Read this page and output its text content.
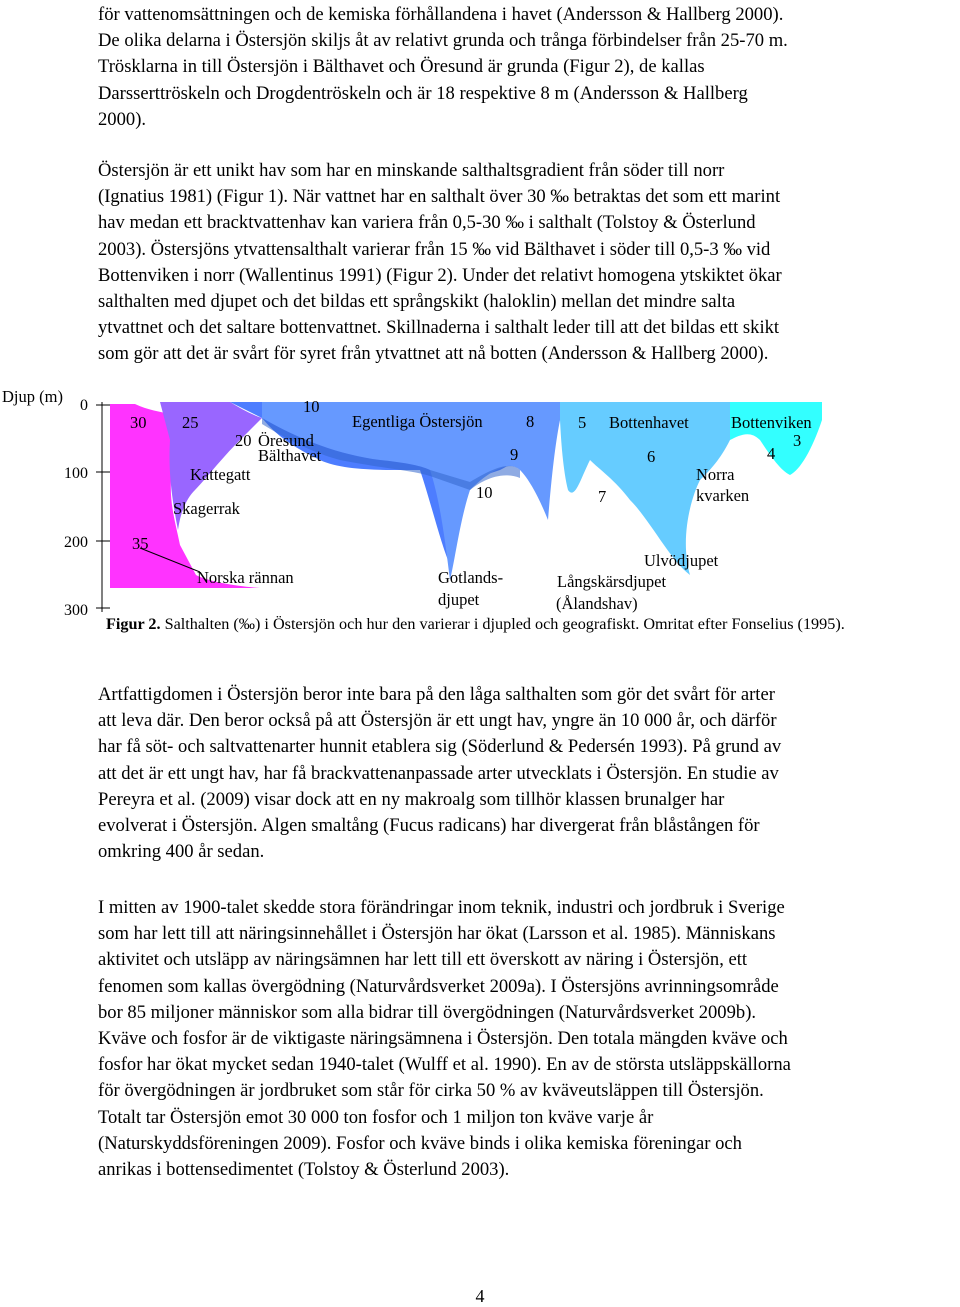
för vattenomsättningen och de kemiska förhållandena i havet (Andersson & Hallberg 2000).
De olika delarna i Östersjön skiljs åt av relativt grunda och trånga förbindelser från 25-70 m.
Trösklarna in till Östersjön i Bälthavet och Öresund är grunda (Figur 2), de kallas
Darsserttröskeln och Drogdentröskeln och är 18 respektive 8 m (Andersson & Hallberg
2000).
Östersjön är ett unikt hav som har en minskande salthaltsgradient från söder till norr
(Ignatius 1981) (Figur 1). När vattnet har en salthalt över 30 ‰ betraktas det som ett marint
hav medan ett bracktvattenhav kan variera från 0,5-30 ‰ i salthalt (Tolstoy & Österlund
2003). Östersjöns ytvattensalthalt varierar från 15 ‰ vid Bälthavet i söder till 0,5-3 ‰ vid
Bottenviken i norr (Wallentinus 1991) (Figur 2). Under det relativt homogena ytskiktet ökar
salthalten med djupet och det bildas ett språngskikt (haloklin) mellan det mindre salta
ytvattnet och det saltare bottenvattnet. Skillnaderna i salthalt leder till att det bildas ett skikt
som gör att det är svårt för syret från ytvattnet att nå botten (Andersson & Hallberg 2000).
Djup (m) 0
100
200
300
30 25
10
20 Öresund
Bälthavet
Egentliga Östersjön	8	5 Bottenhavet	Bottenviken
3
9	6	4
Kattegatt	Norra
kvarken
10	7
Skagerrak
35
Ulvödjupet
Norska rännan	Gotlands-
djupet
Långskärsdjupet
(Ålandshav)
Figur 2. Salthalten (‰) i Östersjön och hur den varierar i djupled och geografiskt. Omritat efter Fonselius (1995).
Artfattigdomen i Östersjön beror inte bara på den låga salthalten som gör det svårt för arter
att leva där. Den beror också på att Östersjön är ett ungt hav, yngre än 10 000 år, och därför
har få söt- och saltvattenarter hunnit etablera sig (Söderlund & Pedersén 1993). På grund av
att det är ett ungt hav, har få brackvattenanpassade arter utvecklats i Östersjön. En studie av
Pereyra et al. (2009) visar dock att en ny makroalg som tillhör klassen brunalger har
evolverat i Östersjön. Algen smaltång (Fucus radicans) har divergerat från blåstången för
omkring 400 år sedan.
I mitten av 1900-talet skedde stora förändringar inom teknik, industri och jordbruk i Sverige
som har lett till att näringsinnehållet i Östersjön har ökat (Larsson et al. 1985). Människans
aktivitet och utsläpp av näringsämnen har lett till ett överskott av näring i Östersjön, ett
fenomen som kallas övergödning (Naturvårdsverket 2009a). I Östersjöns avrinningsområde
bor 85 miljoner människor som alla bidrar till övergödningen (Naturvårdsverket 2009b).
Kväve och fosfor är de viktigaste näringsämnena i Östersjön. Den totala mängden kväve och
fosfor har ökat mycket sedan 1940-talet (Wulff et al. 1990). En av de största utsläppskällorna
för övergödningen är jordbruket som står för cirka 50 % av kväveutsläppen till Östersjön.
Totalt tar Östersjön emot 30 000 ton fosfor och 1 miljon ton kväve varje år
(Naturskyddsföreningen 2009). Fosfor och kväve binds i olika kemiska föreningar och
anrikas i bottensedimentet (Tolstoy & Österlund 2003).
4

EXERCISE BRIEF:
From the data, pick out every line that includes "kemiska".

ANSWER FOR THE TASK:
för vattenomsättningen och de kemiska förhållandena i havet (Andersson & Hallberg 2000).
(Naturskyddsföreningen 2009). Fosfor och kväve binds i olika kemiska föreningar och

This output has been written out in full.